_Task to carry out:_ Using the listing below, extract each line that has the word "prints" in it.
== == ==
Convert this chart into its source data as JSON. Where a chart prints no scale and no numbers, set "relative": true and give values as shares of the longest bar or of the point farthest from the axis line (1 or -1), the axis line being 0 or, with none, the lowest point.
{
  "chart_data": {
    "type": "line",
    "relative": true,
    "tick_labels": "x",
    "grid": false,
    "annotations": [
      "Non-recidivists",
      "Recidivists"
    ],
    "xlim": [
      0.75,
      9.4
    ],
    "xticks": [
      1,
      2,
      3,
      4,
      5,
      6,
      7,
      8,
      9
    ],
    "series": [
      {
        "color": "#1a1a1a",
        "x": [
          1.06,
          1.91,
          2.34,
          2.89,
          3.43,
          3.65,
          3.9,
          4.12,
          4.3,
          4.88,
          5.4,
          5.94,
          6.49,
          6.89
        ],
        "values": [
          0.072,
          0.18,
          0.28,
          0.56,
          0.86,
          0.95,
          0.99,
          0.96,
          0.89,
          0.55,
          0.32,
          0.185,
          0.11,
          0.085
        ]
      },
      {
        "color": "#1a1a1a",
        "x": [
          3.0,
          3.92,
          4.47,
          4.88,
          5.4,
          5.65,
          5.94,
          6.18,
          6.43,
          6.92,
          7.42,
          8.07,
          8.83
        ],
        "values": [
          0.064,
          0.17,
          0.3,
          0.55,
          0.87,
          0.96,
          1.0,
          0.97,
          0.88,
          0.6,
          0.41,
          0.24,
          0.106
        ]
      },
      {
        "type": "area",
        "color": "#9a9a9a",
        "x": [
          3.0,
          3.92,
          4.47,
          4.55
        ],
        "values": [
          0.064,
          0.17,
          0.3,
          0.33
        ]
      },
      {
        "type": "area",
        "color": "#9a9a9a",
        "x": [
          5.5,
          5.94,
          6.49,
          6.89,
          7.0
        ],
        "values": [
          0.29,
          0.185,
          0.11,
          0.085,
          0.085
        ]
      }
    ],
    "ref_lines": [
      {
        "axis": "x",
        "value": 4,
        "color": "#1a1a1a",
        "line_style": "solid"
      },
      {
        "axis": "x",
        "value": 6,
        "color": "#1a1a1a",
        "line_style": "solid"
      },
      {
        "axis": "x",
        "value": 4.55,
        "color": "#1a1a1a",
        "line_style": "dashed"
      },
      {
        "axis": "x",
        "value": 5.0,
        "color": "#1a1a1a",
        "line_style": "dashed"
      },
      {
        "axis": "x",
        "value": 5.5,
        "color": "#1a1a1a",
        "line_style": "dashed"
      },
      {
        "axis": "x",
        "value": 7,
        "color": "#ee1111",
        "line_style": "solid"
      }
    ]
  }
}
== == ==
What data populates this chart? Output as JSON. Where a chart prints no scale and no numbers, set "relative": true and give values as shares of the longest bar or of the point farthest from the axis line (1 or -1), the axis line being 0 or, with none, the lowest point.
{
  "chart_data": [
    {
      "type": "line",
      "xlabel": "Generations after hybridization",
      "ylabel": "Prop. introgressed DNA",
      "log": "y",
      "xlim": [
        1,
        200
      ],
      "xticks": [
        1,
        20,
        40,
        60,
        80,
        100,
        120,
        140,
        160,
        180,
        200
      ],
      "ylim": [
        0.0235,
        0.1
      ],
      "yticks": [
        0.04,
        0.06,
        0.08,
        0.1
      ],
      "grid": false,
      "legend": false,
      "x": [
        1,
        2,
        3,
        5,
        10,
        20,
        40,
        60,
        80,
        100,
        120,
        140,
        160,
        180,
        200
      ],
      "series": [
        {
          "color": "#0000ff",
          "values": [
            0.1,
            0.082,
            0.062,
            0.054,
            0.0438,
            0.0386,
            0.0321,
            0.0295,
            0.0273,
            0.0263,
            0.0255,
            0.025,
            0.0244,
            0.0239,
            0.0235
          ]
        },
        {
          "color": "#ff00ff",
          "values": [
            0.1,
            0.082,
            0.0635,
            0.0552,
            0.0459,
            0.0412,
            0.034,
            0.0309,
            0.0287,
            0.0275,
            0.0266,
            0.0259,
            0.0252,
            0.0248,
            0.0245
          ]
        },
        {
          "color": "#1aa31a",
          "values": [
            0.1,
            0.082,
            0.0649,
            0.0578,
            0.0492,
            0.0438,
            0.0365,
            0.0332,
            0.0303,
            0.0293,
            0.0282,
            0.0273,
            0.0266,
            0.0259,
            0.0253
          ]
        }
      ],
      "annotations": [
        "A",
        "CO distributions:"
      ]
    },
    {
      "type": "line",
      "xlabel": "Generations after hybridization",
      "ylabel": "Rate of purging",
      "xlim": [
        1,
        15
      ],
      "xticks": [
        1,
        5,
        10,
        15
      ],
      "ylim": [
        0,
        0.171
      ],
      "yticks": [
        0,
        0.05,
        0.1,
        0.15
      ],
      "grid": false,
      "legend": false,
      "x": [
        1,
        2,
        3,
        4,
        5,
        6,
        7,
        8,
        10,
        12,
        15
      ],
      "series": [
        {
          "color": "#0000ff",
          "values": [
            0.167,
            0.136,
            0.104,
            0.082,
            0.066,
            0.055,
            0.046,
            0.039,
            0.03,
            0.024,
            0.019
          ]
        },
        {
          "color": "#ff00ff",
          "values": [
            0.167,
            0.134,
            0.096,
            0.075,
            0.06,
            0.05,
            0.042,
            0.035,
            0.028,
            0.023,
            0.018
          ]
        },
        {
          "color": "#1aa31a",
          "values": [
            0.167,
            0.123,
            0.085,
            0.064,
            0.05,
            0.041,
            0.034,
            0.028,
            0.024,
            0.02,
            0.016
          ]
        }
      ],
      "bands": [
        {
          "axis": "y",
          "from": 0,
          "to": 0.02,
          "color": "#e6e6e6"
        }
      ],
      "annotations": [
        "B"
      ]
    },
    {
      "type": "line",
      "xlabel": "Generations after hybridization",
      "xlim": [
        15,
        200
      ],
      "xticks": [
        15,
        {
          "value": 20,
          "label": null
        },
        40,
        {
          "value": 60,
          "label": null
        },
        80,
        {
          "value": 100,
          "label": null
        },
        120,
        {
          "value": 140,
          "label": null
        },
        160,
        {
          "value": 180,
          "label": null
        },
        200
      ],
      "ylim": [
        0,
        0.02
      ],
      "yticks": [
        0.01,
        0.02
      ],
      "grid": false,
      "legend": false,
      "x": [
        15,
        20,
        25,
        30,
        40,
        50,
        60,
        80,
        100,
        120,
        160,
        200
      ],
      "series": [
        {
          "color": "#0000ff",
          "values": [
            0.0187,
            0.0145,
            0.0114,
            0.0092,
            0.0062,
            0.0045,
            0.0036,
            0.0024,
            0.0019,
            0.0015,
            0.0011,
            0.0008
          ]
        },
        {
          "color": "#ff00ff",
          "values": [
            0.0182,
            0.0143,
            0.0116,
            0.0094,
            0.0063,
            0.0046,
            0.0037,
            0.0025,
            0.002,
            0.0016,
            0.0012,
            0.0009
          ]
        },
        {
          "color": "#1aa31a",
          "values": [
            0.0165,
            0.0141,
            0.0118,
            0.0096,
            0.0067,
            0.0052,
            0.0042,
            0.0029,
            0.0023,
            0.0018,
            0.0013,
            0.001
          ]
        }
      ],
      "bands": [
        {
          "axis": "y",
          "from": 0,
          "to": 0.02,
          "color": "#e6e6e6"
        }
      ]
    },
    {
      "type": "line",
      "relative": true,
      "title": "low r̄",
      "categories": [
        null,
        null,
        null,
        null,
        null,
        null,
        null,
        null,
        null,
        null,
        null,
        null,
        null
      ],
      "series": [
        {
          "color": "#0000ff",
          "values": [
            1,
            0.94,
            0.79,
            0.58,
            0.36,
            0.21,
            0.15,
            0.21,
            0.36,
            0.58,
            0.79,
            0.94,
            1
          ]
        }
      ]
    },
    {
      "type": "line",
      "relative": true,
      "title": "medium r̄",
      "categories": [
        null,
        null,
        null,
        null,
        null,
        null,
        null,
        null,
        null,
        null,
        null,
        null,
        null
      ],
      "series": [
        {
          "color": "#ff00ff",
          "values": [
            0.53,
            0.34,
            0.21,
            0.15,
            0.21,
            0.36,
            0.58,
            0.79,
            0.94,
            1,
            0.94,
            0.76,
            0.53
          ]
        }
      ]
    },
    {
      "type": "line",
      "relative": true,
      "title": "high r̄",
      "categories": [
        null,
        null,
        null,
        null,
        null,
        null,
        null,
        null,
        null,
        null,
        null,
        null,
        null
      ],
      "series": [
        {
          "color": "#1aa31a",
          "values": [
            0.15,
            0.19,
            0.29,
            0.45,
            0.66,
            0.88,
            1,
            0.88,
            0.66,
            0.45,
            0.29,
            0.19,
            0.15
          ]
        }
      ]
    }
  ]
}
== == ==
_Output for this task:_
Convert this chart into its source data as JSON. Where a chart prints no scale and no numbers, set "relative": true and give values as shares of the longest bar or of the point farthest from the axis line (1 or -1), the axis line being 0 or, with none, the lowest point.
What data populates this chart? Output as JSON. Where a chart prints no scale and no numbers, set "relative": true and give values as shares of the longest bar or of the point farthest from the axis line (1 or -1), the axis line being 0 or, with none, the lowest point.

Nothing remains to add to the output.